### Records provided
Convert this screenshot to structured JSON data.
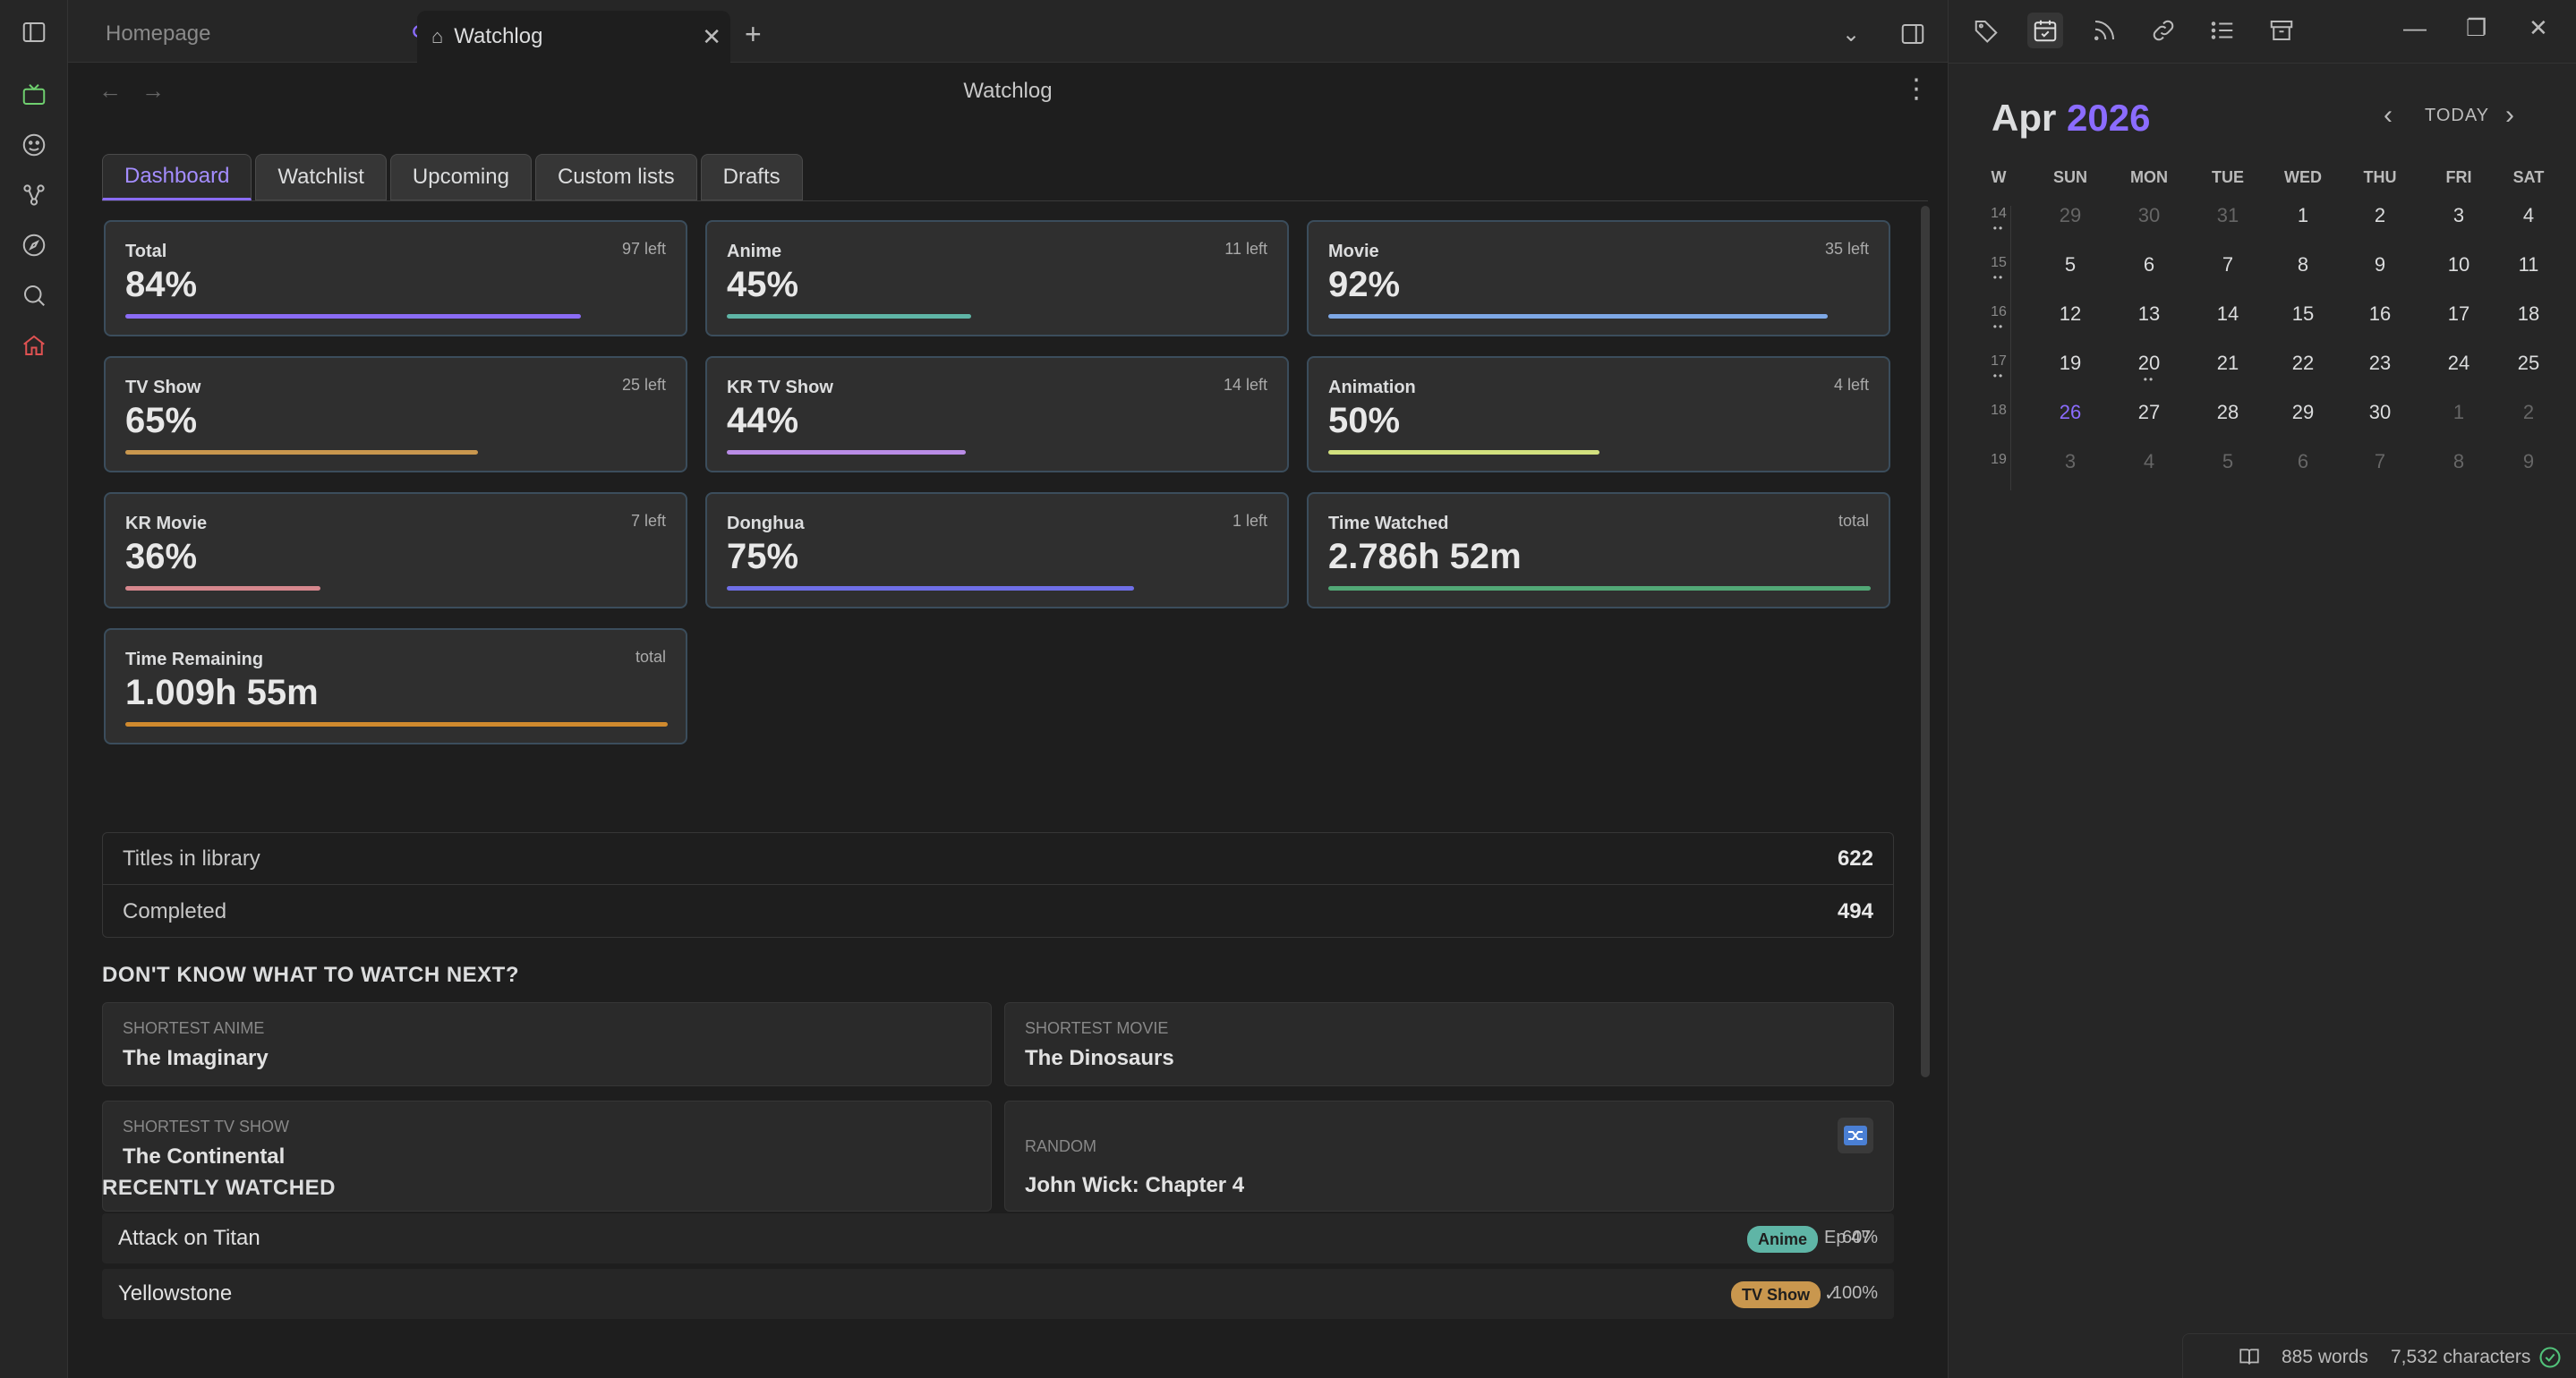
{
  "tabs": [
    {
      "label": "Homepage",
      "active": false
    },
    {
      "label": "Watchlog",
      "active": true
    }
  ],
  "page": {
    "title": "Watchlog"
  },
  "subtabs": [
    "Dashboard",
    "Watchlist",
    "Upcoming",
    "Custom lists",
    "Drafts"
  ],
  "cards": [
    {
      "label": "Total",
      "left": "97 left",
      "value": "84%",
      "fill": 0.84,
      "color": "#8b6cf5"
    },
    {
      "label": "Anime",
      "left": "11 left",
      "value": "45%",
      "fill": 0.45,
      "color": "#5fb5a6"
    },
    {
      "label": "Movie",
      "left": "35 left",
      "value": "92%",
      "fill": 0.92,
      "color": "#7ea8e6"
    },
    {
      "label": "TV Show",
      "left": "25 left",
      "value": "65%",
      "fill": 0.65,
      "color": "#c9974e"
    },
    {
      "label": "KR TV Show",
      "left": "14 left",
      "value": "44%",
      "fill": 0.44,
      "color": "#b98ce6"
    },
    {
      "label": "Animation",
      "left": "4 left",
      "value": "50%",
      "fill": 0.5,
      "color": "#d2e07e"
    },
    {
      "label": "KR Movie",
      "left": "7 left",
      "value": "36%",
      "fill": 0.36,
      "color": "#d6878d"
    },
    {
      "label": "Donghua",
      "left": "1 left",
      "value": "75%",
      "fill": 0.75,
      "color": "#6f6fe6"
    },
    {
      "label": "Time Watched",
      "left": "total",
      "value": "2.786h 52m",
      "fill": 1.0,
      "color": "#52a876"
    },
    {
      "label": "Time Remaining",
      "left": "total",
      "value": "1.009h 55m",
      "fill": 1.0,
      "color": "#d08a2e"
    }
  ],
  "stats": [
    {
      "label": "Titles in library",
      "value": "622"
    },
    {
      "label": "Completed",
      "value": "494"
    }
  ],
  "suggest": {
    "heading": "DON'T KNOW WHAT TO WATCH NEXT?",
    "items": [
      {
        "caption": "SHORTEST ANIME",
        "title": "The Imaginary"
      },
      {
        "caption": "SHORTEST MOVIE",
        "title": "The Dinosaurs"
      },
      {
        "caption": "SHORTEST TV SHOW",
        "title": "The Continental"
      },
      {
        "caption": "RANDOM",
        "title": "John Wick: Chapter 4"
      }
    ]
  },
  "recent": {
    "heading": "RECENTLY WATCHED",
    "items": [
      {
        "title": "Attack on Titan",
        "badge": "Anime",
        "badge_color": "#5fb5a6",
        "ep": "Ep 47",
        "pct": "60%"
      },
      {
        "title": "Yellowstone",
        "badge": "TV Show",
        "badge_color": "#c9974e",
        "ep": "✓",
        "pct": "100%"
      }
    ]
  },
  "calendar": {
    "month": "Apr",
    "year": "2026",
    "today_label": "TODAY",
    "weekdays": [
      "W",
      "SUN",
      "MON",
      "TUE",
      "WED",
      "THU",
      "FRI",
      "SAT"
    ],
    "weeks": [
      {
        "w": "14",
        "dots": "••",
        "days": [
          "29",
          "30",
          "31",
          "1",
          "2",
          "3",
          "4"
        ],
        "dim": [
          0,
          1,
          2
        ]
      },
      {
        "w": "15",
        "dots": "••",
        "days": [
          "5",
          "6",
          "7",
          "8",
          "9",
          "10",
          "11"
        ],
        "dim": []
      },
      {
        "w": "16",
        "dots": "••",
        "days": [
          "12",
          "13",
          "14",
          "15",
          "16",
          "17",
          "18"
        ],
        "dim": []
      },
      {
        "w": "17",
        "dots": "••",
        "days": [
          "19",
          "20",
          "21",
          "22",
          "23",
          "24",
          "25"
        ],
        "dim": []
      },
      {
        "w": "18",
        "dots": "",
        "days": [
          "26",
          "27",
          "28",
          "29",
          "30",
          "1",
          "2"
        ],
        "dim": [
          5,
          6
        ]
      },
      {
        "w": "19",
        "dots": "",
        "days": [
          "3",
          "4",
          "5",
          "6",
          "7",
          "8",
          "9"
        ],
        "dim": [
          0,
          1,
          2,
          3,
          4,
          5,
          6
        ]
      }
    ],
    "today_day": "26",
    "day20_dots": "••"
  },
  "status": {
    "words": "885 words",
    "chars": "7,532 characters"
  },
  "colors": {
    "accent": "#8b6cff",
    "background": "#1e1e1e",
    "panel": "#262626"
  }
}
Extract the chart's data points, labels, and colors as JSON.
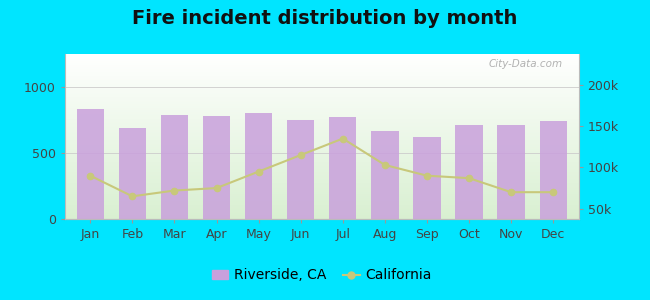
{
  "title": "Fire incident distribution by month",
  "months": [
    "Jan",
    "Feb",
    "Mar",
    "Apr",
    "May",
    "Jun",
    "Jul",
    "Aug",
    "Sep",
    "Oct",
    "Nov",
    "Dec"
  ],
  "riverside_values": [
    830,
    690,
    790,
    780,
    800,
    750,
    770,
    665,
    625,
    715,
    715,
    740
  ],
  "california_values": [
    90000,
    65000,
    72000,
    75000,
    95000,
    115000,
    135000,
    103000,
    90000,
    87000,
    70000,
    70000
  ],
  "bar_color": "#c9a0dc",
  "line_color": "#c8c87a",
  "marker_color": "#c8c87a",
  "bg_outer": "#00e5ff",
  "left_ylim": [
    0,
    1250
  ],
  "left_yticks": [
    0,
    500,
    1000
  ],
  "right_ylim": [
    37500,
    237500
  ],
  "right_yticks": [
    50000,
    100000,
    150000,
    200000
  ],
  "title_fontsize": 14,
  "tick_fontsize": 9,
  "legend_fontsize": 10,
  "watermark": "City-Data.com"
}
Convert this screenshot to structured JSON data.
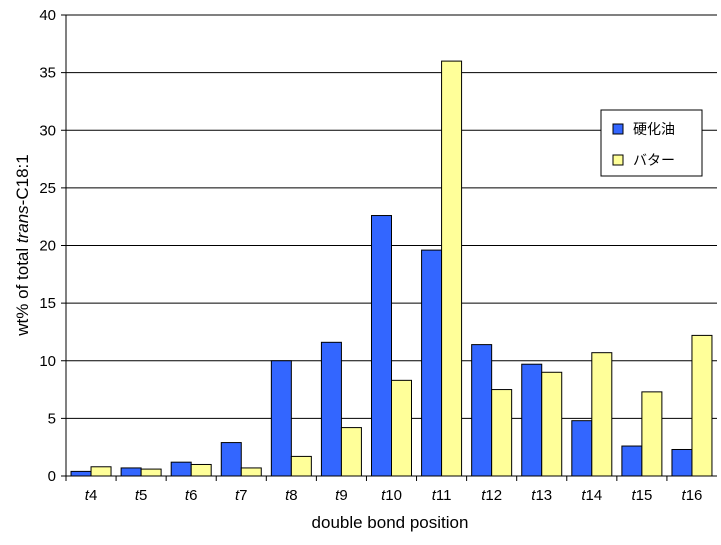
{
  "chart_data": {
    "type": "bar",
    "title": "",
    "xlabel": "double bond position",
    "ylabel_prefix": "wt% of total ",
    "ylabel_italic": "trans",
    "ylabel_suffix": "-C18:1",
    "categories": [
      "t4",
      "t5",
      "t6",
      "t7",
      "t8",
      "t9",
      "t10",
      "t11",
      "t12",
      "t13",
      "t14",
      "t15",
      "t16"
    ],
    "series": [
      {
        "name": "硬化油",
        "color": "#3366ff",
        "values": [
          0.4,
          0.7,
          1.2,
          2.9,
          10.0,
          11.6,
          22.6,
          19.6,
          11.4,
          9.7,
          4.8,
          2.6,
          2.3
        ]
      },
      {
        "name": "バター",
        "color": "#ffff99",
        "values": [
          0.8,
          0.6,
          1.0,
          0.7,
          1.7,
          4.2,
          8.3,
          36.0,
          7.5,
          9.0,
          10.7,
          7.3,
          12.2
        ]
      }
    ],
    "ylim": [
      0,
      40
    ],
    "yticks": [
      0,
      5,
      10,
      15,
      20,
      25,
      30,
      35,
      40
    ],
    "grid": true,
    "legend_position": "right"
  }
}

### To be done
Repeat the material exactly as it reads, without any of its pictures.

### Response to the task
Convert this screenshot to structured JSON data.
{
  "tabs": [
    {
      "label": "Homepage",
      "active": false
    },
    {
      "label": "Watchlog",
      "active": true
    }
  ],
  "page": {
    "title": "Watchlog"
  },
  "subtabs": [
    "Dashboard",
    "Watchlist",
    "Upcoming",
    "Custom lists",
    "Drafts"
  ],
  "cards": [
    {
      "label": "Total",
      "left": "97 left",
      "value": "84%",
      "fill": 0.84,
      "color": "#8b6cf5"
    },
    {
      "label": "Anime",
      "left": "11 left",
      "value": "45%",
      "fill": 0.45,
      "color": "#5fb5a6"
    },
    {
      "label": "Movie",
      "left": "35 left",
      "value": "92%",
      "fill": 0.92,
      "color": "#7ea8e6"
    },
    {
      "label": "TV Show",
      "left": "25 left",
      "value": "65%",
      "fill": 0.65,
      "color": "#c9974e"
    },
    {
      "label": "KR TV Show",
      "left": "14 left",
      "value": "44%",
      "fill": 0.44,
      "color": "#b98ce6"
    },
    {
      "label": "Animation",
      "left": "4 left",
      "value": "50%",
      "fill": 0.5,
      "color": "#d2e07e"
    },
    {
      "label": "KR Movie",
      "left": "7 left",
      "value": "36%",
      "fill": 0.36,
      "color": "#d6878d"
    },
    {
      "label": "Donghua",
      "left": "1 left",
      "value": "75%",
      "fill": 0.75,
      "color": "#6f6fe6"
    },
    {
      "label": "Time Watched",
      "left": "total",
      "value": "2.786h 52m",
      "fill": 1.0,
      "color": "#52a876"
    },
    {
      "label": "Time Remaining",
      "left": "total",
      "value": "1.009h 55m",
      "fill": 1.0,
      "color": "#d08a2e"
    }
  ],
  "stats": [
    {
      "label": "Titles in library",
      "value": "622"
    },
    {
      "label": "Completed",
      "value": "494"
    }
  ],
  "suggest": {
    "heading": "DON'T KNOW WHAT TO WATCH NEXT?",
    "items": [
      {
        "caption": "SHORTEST ANIME",
        "title": "The Imaginary"
      },
      {
        "caption": "SHORTEST MOVIE",
        "title": "The Dinosaurs"
      },
      {
        "caption": "SHORTEST TV SHOW",
        "title": "The Continental"
      },
      {
        "caption": "RANDOM",
        "title": "John Wick: Chapter 4"
      }
    ]
  },
  "recent": {
    "heading": "RECENTLY WATCHED",
    "items": [
      {
        "title": "Attack on Titan",
        "badge": "Anime",
        "badge_color": "#5fb5a6",
        "ep": "Ep 47",
        "pct": "60%"
      },
      {
        "title": "Yellowstone",
        "badge": "TV Show",
        "badge_color": "#c9974e",
        "ep": "✓",
        "pct": "100%"
      }
    ]
  },
  "calendar": {
    "month": "Apr",
    "year": "2026",
    "today_label": "TODAY",
    "weekdays": [
      "W",
      "SUN",
      "MON",
      "TUE",
      "WED",
      "THU",
      "FRI",
      "SAT"
    ],
    "weeks": [
      {
        "w": "14",
        "dots": "••",
        "days": [
          "29",
          "30",
          "31",
          "1",
          "2",
          "3",
          "4"
        ],
        "dim": [
          0,
          1,
          2
        ]
      },
      {
        "w": "15",
        "dots": "••",
        "days": [
          "5",
          "6",
          "7",
          "8",
          "9",
          "10",
          "11"
        ],
        "dim": []
      },
      {
        "w": "16",
        "dots": "••",
        "days": [
          "12",
          "13",
          "14",
          "15",
          "16",
          "17",
          "18"
        ],
        "dim": []
      },
      {
        "w": "17",
        "dots": "••",
        "days": [
          "19",
          "20",
          "21",
          "22",
          "23",
          "24",
          "25"
        ],
        "dim": []
      },
      {
        "w": "18",
        "dots": "",
        "days": [
          "26",
          "27",
          "28",
          "29",
          "30",
          "1",
          "2"
        ],
        "dim": [
          5,
          6
        ]
      },
      {
        "w": "19",
        "dots": "",
        "days": [
          "3",
          "4",
          "5",
          "6",
          "7",
          "8",
          "9"
        ],
        "dim": [
          0,
          1,
          2,
          3,
          4,
          5,
          6
        ]
      }
    ],
    "today_day": "26",
    "day20_dots": "••"
  },
  "status": {
    "words": "885 words",
    "chars": "7,532 characters"
  },
  "colors": {
    "accent": "#8b6cff",
    "background": "#1e1e1e",
    "panel": "#262626"
  }
}
Extract the chart's data points, labels, and colors as JSON.
{
  "title": "Fire incident distribution by month",
  "months": [
    "Jan",
    "Feb",
    "Mar",
    "Apr",
    "May",
    "Jun",
    "Jul",
    "Aug",
    "Sep",
    "Oct",
    "Nov",
    "Dec"
  ],
  "riverside_values": [
    830,
    690,
    790,
    780,
    800,
    750,
    770,
    665,
    625,
    715,
    715,
    740
  ],
  "california_values": [
    90000,
    65000,
    72000,
    75000,
    95000,
    115000,
    135000,
    103000,
    90000,
    87000,
    70000,
    70000
  ],
  "bar_color": "#c9a0dc",
  "line_color": "#c8c87a",
  "marker_color": "#c8c87a",
  "bg_outer": "#00e5ff",
  "left_ylim": [
    0,
    1250
  ],
  "left_yticks": [
    0,
    500,
    1000
  ],
  "right_ylim": [
    37500,
    237500
  ],
  "right_yticks": [
    50000,
    100000,
    150000,
    200000
  ],
  "title_fontsize": 14,
  "tick_fontsize": 9,
  "legend_fontsize": 10,
  "watermark": "City-Data.com"
}
Convert this screenshot to structured JSON data.
{
  "chart_data": {
    "type": "bar",
    "title": "",
    "xlabel": "double bond position",
    "ylabel_prefix": "wt% of total ",
    "ylabel_italic": "trans",
    "ylabel_suffix": "-C18:1",
    "categories": [
      "t4",
      "t5",
      "t6",
      "t7",
      "t8",
      "t9",
      "t10",
      "t11",
      "t12",
      "t13",
      "t14",
      "t15",
      "t16"
    ],
    "series": [
      {
        "name": "硬化油",
        "color": "#3366ff",
        "values": [
          0.4,
          0.7,
          1.2,
          2.9,
          10.0,
          11.6,
          22.6,
          19.6,
          11.4,
          9.7,
          4.8,
          2.6,
          2.3
        ]
      },
      {
        "name": "バター",
        "color": "#ffff99",
        "values": [
          0.8,
          0.6,
          1.0,
          0.7,
          1.7,
          4.2,
          8.3,
          36.0,
          7.5,
          9.0,
          10.7,
          7.3,
          12.2
        ]
      }
    ],
    "ylim": [
      0,
      40
    ],
    "yticks": [
      0,
      5,
      10,
      15,
      20,
      25,
      30,
      35,
      40
    ],
    "grid": true,
    "legend_position": "right"
  }
}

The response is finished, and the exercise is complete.